(Written request): Please copy the entries word for word, beginning at the line with "Patent image size: (1147, 421)." and continuing through the line with "The rail 38' is at (588, 163).".

Rows from a dataset
>>>>

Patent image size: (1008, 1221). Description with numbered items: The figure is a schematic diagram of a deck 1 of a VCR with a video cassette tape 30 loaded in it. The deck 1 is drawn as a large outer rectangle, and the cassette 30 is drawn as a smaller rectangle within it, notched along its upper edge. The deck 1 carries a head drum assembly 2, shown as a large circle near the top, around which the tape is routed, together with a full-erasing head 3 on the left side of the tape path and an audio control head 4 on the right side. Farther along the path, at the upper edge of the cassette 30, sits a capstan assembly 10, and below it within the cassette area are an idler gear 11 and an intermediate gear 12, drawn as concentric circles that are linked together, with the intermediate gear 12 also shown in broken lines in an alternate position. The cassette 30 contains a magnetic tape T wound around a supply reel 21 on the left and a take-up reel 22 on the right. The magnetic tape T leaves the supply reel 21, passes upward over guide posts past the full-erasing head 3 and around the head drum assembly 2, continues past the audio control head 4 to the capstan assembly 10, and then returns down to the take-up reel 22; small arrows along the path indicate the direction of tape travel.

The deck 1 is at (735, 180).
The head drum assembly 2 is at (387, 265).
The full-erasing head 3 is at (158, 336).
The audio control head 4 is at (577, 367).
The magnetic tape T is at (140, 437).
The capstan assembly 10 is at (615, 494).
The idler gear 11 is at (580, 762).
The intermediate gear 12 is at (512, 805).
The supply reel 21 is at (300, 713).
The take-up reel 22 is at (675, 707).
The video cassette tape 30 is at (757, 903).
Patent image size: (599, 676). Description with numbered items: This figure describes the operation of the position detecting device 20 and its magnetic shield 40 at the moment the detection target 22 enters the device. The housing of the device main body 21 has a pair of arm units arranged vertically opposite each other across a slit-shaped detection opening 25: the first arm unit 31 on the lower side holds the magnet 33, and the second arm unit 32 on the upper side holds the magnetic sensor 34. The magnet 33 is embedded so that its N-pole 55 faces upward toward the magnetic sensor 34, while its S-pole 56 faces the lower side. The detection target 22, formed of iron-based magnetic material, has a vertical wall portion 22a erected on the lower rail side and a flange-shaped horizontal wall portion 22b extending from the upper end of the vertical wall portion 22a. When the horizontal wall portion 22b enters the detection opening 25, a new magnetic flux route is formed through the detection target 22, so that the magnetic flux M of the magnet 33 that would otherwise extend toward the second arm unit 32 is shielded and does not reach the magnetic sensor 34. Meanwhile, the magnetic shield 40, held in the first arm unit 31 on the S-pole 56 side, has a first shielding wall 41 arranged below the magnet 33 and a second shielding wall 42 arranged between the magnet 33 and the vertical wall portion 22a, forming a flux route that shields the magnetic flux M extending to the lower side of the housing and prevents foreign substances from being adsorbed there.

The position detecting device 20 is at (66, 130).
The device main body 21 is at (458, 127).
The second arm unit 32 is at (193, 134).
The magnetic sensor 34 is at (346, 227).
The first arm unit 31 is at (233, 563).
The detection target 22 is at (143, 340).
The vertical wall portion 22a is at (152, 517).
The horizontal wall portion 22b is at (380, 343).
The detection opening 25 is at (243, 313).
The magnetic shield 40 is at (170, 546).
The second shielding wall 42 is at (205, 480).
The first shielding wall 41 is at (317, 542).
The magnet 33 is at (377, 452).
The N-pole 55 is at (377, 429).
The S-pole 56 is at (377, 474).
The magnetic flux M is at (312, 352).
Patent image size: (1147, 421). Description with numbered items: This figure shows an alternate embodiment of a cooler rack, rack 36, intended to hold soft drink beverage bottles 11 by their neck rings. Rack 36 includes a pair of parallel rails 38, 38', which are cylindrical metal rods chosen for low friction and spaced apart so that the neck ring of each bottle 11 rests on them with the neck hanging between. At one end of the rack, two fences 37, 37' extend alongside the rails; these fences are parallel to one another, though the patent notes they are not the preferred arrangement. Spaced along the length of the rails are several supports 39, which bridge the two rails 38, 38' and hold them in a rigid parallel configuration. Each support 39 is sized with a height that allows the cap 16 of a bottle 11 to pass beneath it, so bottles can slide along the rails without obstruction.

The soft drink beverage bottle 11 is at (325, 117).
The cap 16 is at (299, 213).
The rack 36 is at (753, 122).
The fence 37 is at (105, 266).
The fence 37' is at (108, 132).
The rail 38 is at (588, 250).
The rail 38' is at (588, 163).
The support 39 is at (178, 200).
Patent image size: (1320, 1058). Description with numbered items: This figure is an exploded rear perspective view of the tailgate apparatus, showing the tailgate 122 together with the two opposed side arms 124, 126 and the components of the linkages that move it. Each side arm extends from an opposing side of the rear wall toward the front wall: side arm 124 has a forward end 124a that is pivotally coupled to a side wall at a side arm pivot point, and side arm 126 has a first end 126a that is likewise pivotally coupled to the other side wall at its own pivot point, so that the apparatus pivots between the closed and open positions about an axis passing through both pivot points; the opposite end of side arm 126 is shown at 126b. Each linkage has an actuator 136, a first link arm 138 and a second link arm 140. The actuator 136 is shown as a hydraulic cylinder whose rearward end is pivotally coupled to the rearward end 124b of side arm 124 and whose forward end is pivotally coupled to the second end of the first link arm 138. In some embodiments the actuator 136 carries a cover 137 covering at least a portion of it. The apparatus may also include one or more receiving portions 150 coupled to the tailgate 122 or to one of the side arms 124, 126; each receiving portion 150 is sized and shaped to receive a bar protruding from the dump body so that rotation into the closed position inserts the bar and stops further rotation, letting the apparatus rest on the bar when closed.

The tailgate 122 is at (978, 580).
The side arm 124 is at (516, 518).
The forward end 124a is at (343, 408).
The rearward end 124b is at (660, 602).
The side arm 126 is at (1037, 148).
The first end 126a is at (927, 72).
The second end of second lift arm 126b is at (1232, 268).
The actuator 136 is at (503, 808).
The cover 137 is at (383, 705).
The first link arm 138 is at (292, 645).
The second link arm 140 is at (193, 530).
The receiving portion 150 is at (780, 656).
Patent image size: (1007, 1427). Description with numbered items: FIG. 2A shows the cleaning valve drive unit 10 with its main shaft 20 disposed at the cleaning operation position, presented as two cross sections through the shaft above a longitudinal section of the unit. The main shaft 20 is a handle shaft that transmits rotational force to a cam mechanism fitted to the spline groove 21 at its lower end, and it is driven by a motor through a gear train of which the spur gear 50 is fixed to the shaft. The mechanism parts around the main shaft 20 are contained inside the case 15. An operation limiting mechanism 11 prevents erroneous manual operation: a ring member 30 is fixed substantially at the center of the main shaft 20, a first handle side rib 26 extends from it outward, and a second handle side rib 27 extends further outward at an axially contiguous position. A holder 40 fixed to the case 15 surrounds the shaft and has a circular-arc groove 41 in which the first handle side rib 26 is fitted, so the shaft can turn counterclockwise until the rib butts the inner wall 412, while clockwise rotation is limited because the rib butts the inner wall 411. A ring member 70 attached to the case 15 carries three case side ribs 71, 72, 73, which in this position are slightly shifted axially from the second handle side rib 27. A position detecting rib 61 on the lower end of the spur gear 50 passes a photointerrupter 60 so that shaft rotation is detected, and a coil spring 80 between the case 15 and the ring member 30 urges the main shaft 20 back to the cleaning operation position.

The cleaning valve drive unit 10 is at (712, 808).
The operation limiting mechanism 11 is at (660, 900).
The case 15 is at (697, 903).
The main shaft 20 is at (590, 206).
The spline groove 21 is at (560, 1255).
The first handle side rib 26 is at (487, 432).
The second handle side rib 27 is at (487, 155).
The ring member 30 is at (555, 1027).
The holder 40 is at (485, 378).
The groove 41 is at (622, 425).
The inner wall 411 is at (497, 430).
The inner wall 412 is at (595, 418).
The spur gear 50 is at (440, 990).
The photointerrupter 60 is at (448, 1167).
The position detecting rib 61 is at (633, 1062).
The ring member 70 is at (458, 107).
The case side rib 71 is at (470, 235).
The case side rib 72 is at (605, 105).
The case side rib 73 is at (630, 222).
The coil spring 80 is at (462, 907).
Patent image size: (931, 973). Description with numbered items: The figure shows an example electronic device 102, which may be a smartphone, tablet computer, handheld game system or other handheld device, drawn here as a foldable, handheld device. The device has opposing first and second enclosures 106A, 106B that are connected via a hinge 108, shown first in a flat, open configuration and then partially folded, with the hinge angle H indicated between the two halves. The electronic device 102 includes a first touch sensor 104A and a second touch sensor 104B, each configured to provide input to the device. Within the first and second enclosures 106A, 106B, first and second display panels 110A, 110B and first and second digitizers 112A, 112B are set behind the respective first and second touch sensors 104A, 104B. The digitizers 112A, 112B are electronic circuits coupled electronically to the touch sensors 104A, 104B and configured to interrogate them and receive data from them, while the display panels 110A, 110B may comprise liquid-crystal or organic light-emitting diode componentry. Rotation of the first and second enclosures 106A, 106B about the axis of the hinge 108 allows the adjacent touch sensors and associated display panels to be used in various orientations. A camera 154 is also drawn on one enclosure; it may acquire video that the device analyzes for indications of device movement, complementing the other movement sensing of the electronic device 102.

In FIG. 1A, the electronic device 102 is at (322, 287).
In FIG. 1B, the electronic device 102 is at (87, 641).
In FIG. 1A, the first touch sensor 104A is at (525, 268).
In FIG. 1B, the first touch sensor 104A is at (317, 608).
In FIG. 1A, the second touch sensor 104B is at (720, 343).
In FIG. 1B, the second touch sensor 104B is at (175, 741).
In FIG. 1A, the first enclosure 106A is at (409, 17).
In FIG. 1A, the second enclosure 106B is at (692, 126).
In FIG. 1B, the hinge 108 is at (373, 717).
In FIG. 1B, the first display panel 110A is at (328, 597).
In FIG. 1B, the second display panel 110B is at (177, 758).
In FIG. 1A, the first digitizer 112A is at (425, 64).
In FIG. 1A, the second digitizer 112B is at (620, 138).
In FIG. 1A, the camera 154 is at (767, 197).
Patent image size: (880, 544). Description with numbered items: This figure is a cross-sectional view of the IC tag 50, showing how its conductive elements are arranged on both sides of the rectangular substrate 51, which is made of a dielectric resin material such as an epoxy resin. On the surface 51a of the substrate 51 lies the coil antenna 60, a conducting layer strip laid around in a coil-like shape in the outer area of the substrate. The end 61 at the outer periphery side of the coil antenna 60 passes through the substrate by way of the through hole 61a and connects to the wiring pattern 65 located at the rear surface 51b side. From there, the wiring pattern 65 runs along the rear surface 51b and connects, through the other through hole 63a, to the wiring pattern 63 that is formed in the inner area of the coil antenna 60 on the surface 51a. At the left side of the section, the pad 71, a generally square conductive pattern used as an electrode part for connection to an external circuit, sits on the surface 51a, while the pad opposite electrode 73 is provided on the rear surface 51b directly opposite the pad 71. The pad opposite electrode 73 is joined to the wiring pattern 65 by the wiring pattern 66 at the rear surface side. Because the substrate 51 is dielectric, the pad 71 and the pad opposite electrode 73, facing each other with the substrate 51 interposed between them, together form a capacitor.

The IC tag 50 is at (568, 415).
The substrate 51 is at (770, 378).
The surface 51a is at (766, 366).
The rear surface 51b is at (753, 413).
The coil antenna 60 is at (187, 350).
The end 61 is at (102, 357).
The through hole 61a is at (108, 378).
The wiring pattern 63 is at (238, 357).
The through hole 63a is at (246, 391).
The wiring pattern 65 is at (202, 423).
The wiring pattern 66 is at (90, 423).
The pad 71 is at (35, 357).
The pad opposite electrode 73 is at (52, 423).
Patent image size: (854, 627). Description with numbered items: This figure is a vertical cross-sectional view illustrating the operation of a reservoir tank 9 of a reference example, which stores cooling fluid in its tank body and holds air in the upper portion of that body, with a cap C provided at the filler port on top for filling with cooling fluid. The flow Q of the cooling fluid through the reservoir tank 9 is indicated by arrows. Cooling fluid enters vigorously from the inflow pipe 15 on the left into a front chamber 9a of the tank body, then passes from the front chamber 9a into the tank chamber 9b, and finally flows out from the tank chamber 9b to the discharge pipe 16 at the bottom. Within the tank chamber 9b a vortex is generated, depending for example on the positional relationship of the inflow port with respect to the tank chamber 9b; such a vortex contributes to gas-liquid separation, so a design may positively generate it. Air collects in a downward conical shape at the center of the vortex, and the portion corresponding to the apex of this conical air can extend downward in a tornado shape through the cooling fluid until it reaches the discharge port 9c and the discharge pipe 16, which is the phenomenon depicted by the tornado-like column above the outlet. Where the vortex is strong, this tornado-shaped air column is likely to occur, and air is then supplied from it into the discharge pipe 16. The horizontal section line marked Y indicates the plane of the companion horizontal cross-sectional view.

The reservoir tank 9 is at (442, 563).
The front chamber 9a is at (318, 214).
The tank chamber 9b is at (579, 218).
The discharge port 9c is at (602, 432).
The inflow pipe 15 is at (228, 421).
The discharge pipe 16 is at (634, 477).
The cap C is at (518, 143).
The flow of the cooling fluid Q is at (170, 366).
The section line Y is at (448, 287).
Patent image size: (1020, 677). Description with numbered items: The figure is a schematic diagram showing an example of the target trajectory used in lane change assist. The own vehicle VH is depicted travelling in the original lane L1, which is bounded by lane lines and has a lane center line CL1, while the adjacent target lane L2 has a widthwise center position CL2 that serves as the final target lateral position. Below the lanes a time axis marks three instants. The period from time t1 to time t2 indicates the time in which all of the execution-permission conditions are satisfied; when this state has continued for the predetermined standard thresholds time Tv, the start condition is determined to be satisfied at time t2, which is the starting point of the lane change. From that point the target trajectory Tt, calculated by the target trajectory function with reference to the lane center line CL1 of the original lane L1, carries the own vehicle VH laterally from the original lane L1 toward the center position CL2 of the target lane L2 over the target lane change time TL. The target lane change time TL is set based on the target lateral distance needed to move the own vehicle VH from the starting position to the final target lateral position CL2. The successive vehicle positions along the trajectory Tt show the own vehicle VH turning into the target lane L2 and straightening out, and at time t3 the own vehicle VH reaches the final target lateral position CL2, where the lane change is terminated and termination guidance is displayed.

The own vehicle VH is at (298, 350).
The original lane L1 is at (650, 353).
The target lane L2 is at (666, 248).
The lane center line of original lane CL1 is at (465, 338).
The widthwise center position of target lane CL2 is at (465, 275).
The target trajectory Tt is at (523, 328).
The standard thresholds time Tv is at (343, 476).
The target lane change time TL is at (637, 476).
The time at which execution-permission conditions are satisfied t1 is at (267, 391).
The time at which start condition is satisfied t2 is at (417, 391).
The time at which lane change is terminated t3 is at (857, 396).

<<<<

(Response):
Patent image size: (1147, 421). Description with numbered items: This figure shows an alternate embodiment of a cooler rack, rack 36, intended to hold soft drink beverage bottles 11 by their neck rings. Rack 36 includes a pair of parallel rails 38, 38', which are cylindrical metal rods chosen for low friction and spaced apart so that the neck ring of each bottle 11 rests on them with the neck hanging between. At one end of the rack, two fences 37, 37' extend alongside the rails; these fences are parallel to one another, though the patent notes they are not the preferred arrangement. Spaced along the length of the rails are several supports 39, which bridge the two rails 38, 38' and hold them in a rigid parallel configuration. Each support 39 is sized with a height that allows the cap 16 of a bottle 11 to pass beneath it, so bottles can slide along the rails without obstruction.

The soft drink beverage bottle 11 is at (325, 117).
The cap 16 is at (299, 213).
The rack 36 is at (753, 122).
The fence 37 is at (105, 266).
The fence 37' is at (108, 132).
The rail 38 is at (588, 250).
The rail 38' is at (588, 163).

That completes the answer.